→ DESCRIPTION OF THE TASK
Gather each line of the records where "your" appears.

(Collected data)
%%

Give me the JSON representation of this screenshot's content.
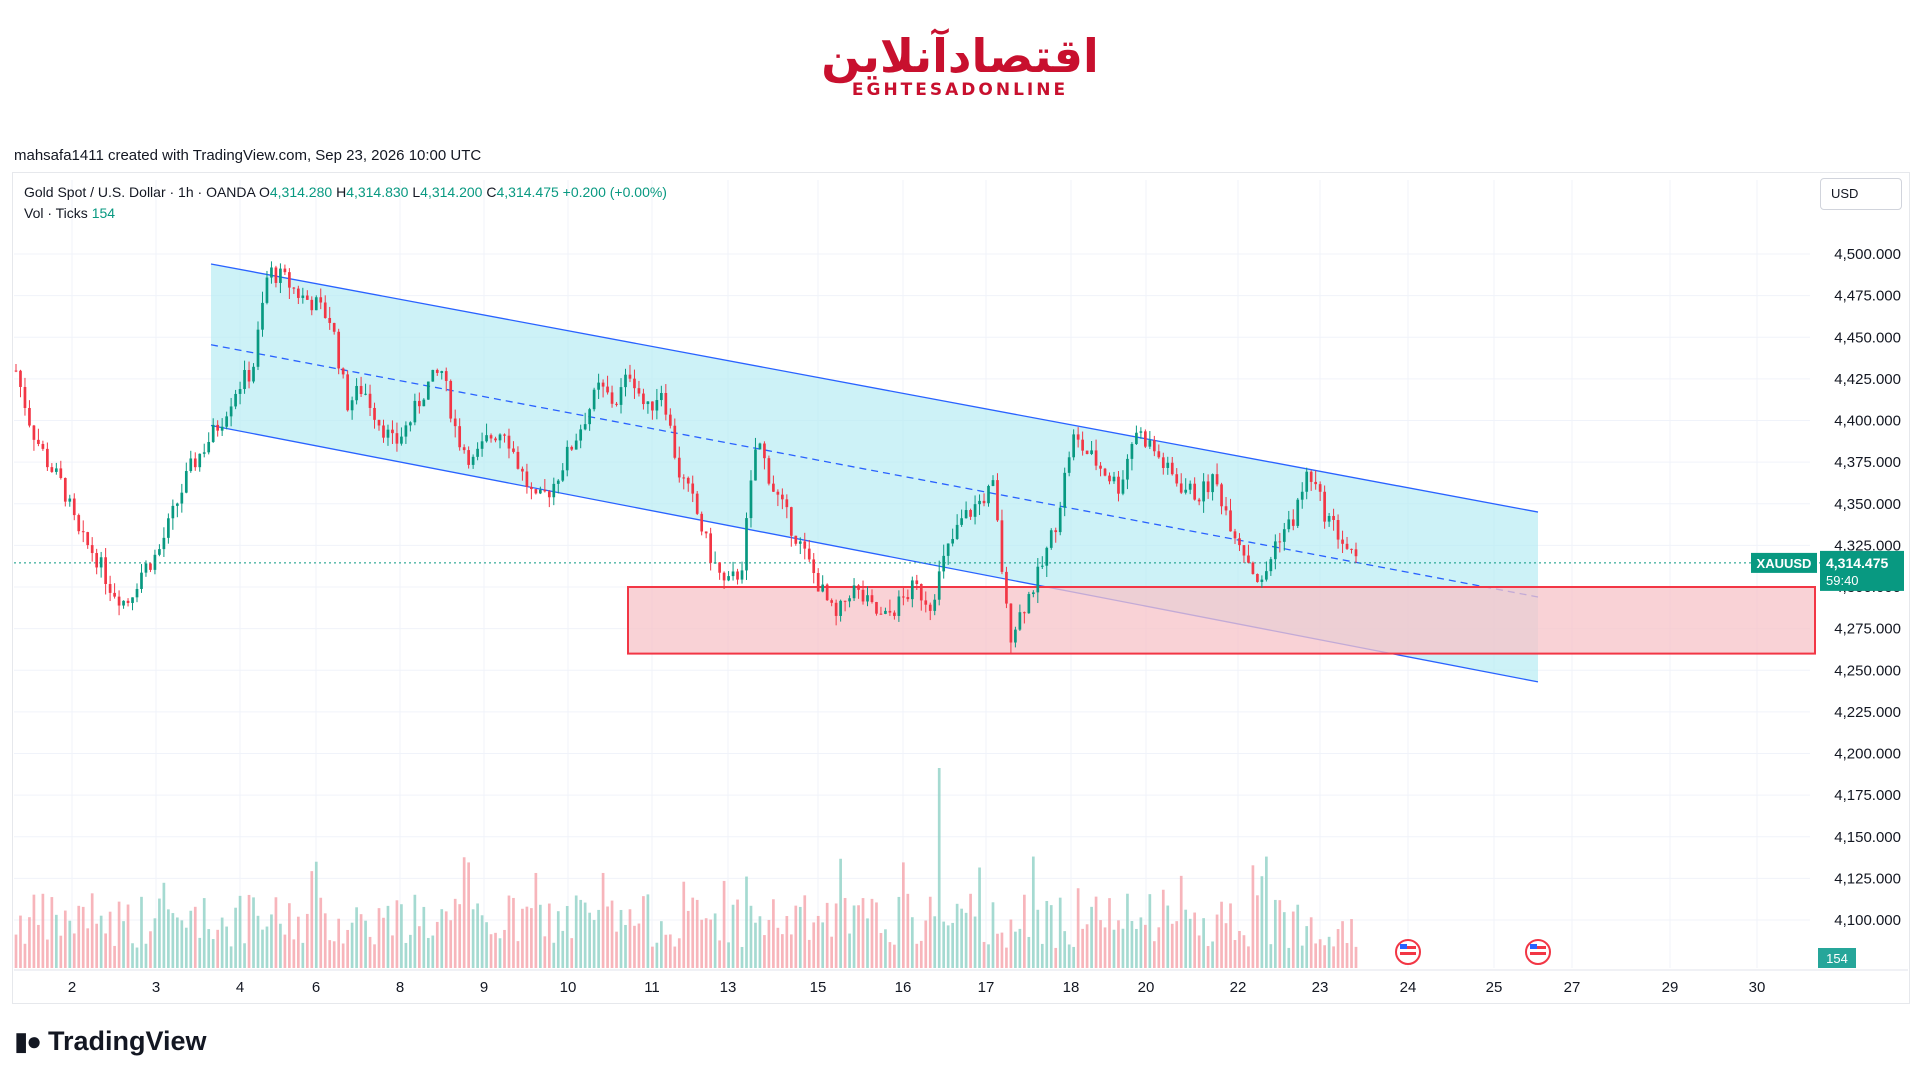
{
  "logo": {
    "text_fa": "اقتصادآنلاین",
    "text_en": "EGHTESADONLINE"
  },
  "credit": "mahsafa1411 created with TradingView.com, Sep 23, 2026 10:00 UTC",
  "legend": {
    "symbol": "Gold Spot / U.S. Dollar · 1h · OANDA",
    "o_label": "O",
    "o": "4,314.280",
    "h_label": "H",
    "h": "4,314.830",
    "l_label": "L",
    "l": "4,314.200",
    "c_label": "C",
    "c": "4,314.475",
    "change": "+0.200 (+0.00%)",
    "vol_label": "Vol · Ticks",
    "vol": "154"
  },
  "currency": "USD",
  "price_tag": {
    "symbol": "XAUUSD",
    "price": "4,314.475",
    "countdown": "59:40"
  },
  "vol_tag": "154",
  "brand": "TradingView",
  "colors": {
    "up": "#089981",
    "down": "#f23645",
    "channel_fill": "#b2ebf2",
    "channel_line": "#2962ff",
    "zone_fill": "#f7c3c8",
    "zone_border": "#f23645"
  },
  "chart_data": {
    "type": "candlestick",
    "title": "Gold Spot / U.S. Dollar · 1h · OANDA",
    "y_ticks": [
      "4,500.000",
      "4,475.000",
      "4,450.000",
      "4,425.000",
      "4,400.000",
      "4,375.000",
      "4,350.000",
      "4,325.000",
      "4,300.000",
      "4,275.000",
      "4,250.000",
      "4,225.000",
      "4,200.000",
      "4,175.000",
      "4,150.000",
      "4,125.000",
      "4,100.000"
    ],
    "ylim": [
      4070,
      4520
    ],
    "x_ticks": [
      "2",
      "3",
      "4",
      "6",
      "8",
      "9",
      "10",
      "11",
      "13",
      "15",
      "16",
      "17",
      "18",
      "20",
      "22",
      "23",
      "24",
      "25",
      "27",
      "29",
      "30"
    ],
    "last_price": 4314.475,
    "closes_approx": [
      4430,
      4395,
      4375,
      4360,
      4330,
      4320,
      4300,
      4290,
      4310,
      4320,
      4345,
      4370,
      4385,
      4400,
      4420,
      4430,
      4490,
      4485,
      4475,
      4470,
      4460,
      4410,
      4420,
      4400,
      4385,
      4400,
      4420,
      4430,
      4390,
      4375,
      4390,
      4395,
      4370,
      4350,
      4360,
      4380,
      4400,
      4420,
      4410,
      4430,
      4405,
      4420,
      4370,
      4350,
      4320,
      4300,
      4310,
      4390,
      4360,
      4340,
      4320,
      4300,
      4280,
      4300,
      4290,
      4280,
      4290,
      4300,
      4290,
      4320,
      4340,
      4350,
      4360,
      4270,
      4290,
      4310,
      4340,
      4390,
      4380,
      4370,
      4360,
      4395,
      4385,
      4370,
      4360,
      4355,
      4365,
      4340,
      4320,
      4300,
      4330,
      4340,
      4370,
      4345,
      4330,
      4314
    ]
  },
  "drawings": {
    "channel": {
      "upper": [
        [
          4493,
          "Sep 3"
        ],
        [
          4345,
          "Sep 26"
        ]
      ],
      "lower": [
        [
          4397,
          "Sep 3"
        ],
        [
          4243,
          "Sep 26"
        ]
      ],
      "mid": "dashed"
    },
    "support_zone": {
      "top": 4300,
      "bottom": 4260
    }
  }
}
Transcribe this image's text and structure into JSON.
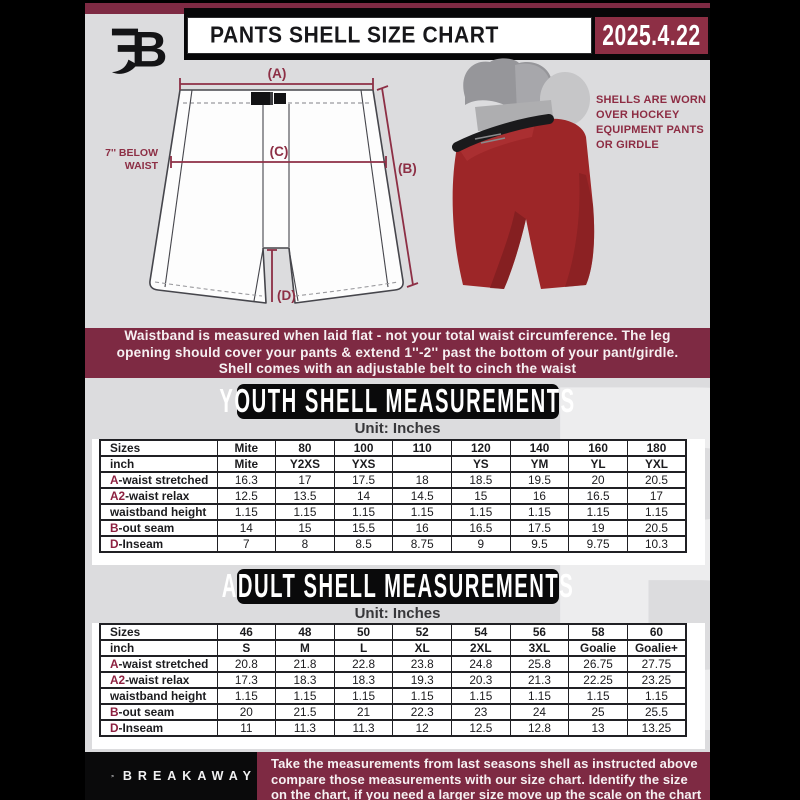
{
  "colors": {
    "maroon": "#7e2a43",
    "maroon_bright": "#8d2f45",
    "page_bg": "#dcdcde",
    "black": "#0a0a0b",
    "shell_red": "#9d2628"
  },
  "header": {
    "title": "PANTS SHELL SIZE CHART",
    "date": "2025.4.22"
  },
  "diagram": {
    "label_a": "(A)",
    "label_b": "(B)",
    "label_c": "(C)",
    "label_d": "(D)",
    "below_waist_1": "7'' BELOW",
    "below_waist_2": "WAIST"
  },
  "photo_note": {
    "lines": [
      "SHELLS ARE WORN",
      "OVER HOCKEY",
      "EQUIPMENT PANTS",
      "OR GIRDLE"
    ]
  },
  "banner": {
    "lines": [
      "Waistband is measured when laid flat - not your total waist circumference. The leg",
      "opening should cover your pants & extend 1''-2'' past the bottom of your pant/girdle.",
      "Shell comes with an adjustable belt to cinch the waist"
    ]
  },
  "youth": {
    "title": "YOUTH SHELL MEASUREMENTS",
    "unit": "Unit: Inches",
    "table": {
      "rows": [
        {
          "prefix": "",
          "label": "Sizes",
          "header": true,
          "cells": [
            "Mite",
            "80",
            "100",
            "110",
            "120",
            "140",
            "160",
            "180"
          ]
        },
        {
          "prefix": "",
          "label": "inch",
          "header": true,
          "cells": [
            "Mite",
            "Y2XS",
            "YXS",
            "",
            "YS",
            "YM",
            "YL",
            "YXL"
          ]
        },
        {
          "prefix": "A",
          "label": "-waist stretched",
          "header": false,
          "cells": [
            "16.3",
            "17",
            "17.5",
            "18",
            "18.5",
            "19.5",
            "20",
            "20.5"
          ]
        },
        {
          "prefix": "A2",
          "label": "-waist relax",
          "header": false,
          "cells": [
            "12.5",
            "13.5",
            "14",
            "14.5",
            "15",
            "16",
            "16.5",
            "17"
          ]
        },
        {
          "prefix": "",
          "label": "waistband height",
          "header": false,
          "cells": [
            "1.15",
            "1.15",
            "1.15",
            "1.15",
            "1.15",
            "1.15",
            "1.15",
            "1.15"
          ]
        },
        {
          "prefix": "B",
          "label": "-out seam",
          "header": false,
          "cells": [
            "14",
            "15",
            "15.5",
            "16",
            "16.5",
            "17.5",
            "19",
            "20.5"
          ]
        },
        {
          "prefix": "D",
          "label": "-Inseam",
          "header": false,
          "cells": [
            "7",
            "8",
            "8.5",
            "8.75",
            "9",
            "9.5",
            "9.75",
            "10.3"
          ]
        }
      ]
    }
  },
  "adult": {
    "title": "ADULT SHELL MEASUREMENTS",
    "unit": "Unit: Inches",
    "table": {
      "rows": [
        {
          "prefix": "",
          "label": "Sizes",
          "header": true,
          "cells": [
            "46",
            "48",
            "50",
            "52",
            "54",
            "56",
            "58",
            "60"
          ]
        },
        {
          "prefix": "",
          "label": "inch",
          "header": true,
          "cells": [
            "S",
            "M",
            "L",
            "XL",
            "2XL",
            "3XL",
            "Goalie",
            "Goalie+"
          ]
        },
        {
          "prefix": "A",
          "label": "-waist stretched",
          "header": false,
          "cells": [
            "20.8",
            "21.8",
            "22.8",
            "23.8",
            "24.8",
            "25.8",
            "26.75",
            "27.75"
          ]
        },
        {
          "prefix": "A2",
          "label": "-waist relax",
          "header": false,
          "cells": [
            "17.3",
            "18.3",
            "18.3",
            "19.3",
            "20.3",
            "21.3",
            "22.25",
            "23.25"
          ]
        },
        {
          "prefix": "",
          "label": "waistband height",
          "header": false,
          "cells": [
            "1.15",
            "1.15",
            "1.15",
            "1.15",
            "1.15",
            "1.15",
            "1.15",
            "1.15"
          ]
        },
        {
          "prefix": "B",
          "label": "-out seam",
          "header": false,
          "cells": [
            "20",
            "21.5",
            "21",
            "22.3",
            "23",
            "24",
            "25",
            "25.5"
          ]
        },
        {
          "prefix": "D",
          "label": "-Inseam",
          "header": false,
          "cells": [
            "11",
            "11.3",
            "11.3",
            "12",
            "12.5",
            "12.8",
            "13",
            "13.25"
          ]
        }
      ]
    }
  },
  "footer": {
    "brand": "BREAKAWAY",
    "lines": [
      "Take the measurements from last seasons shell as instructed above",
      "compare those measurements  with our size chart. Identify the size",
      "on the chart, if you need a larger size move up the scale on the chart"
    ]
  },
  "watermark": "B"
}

%%

→ FINAL RESULT
      "Waistband is measured when laid flat - not your total waist circumference. The leg",
      "opening should cover your pants & extend 1''-2'' past the bottom of your pant/girdle.",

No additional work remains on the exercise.